===== Data lines =====

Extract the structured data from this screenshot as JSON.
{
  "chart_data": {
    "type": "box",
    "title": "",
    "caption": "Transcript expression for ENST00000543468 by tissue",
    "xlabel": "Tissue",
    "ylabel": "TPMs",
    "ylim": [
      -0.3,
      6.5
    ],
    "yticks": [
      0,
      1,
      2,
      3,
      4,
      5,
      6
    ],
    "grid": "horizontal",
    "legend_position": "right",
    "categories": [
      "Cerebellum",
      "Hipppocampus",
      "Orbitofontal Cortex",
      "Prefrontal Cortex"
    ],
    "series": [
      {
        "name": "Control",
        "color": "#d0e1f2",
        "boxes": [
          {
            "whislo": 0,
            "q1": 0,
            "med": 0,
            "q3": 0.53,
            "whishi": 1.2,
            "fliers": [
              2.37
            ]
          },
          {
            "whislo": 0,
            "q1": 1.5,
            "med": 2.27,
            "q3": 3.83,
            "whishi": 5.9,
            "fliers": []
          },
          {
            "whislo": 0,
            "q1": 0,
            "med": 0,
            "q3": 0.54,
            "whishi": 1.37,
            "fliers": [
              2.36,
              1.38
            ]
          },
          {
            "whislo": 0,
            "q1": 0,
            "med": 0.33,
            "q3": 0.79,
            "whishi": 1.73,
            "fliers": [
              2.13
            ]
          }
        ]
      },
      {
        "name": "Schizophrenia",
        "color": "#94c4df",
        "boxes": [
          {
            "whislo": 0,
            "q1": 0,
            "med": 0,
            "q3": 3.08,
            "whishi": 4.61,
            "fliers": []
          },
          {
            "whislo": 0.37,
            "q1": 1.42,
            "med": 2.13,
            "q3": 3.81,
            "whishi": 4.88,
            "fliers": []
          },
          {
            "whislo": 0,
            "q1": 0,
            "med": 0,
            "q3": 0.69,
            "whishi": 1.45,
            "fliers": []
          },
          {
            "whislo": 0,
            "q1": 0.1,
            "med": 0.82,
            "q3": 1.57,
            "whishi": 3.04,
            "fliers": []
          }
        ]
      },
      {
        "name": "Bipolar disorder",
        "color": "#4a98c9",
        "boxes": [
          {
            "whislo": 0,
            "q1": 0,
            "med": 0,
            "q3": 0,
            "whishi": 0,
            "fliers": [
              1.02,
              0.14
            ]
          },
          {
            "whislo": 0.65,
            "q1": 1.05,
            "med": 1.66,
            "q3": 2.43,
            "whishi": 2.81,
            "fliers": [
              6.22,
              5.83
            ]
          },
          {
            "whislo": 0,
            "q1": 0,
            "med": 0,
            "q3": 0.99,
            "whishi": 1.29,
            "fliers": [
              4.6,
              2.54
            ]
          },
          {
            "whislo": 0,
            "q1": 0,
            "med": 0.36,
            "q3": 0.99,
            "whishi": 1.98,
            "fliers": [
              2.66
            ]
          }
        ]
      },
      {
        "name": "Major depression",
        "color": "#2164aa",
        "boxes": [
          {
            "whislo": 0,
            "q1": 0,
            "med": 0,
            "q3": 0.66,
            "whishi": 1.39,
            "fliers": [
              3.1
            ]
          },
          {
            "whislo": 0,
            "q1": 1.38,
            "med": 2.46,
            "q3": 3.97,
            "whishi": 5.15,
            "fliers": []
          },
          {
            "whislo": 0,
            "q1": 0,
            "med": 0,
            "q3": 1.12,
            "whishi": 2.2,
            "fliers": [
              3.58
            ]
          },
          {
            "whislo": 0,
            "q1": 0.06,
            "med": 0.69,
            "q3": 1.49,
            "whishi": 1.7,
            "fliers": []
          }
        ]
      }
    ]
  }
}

=====

Your task is to repeat the data exactly, with nothing left out.

Output -
Extract the structured data from this screenshot as JSON.
{
  "chart_data": {
    "type": "box",
    "title": "",
    "caption": "Transcript expression for ENST00000543468 by tissue",
    "xlabel": "Tissue",
    "ylabel": "TPMs",
    "ylim": [
      -0.3,
      6.5
    ],
    "yticks": [
      0,
      1,
      2,
      3,
      4,
      5,
      6
    ],
    "grid": "horizontal",
    "legend_position": "right",
    "categories": [
      "Cerebellum",
      "Hipppocampus",
      "Orbitofontal Cortex",
      "Prefrontal Cortex"
    ],
    "series": [
      {
        "name": "Control",
        "color": "#d0e1f2",
        "boxes": [
          {
            "whislo": 0,
            "q1": 0,
            "med": 0,
            "q3": 0.53,
            "whishi": 1.2,
            "fliers": [
              2.37
            ]
          },
          {
            "whislo": 0,
            "q1": 1.5,
            "med": 2.27,
            "q3": 3.83,
            "whishi": 5.9,
            "fliers": []
          },
          {
            "whislo": 0,
            "q1": 0,
            "med": 0,
            "q3": 0.54,
            "whishi": 1.37,
            "fliers": [
              2.36,
              1.38
            ]
          },
          {
            "whislo": 0,
            "q1": 0,
            "med": 0.33,
            "q3": 0.79,
            "whishi": 1.73,
            "fliers": [
              2.13
            ]
          }
        ]
      },
      {
        "name": "Schizophrenia",
        "color": "#94c4df",
        "boxes": [
          {
            "whislo": 0,
            "q1": 0,
            "med": 0,
            "q3": 3.08,
            "whishi": 4.61,
            "fliers": []
          },
          {
            "whislo": 0.37,
            "q1": 1.42,
            "med": 2.13,
            "q3": 3.81,
            "whishi": 4.88,
            "fliers": []
          },
          {
            "whislo": 0,
            "q1": 0,
            "med": 0,
            "q3": 0.69,
            "whishi": 1.45,
            "fliers": []
          },
          {
            "whislo": 0,
            "q1": 0.1,
            "med": 0.82,
            "q3": 1.57,
            "whishi": 3.04,
            "fliers": []
          }
        ]
      },
      {
        "name": "Bipolar disorder",
        "color": "#4a98c9",
        "boxes": [
          {
            "whislo": 0,
            "q1": 0,
            "med": 0,
            "q3": 0,
            "whishi": 0,
            "fliers": [
              1.02,
              0.14
            ]
          },
          {
            "whislo": 0.65,
            "q1": 1.05,
            "med": 1.66,
            "q3": 2.43,
            "whishi": 2.81,
            "fliers": [
              6.22,
              5.83
            ]
          },
          {
            "whislo": 0,
            "q1": 0,
            "med": 0,
            "q3": 0.99,
            "whishi": 1.29,
            "fliers": [
              4.6,
              2.54
            ]
          },
          {
            "whislo": 0,
            "q1": 0,
            "med": 0.36,
            "q3": 0.99,
            "whishi": 1.98,
            "fliers": [
              2.66
            ]
          }
        ]
      },
      {
        "name": "Major depression",
        "color": "#2164aa",
        "boxes": [
          {
            "whislo": 0,
            "q1": 0,
            "med": 0,
            "q3": 0.66,
            "whishi": 1.39,
            "fliers": [
              3.1
            ]
          },
          {
            "whislo": 0,
            "q1": 1.38,
            "med": 2.46,
            "q3": 3.97,
            "whishi": 5.15,
            "fliers": []
          },
          {
            "whislo": 0,
            "q1": 0,
            "med": 0,
            "q3": 1.12,
            "whishi": 2.2,
            "fliers": [
              3.58
            ]
          },
          {
            "whislo": 0,
            "q1": 0.06,
            "med": 0.69,
            "q3": 1.49,
            "whishi": 1.7,
            "fliers": []
          }
        ]
      }
    ]
  }
}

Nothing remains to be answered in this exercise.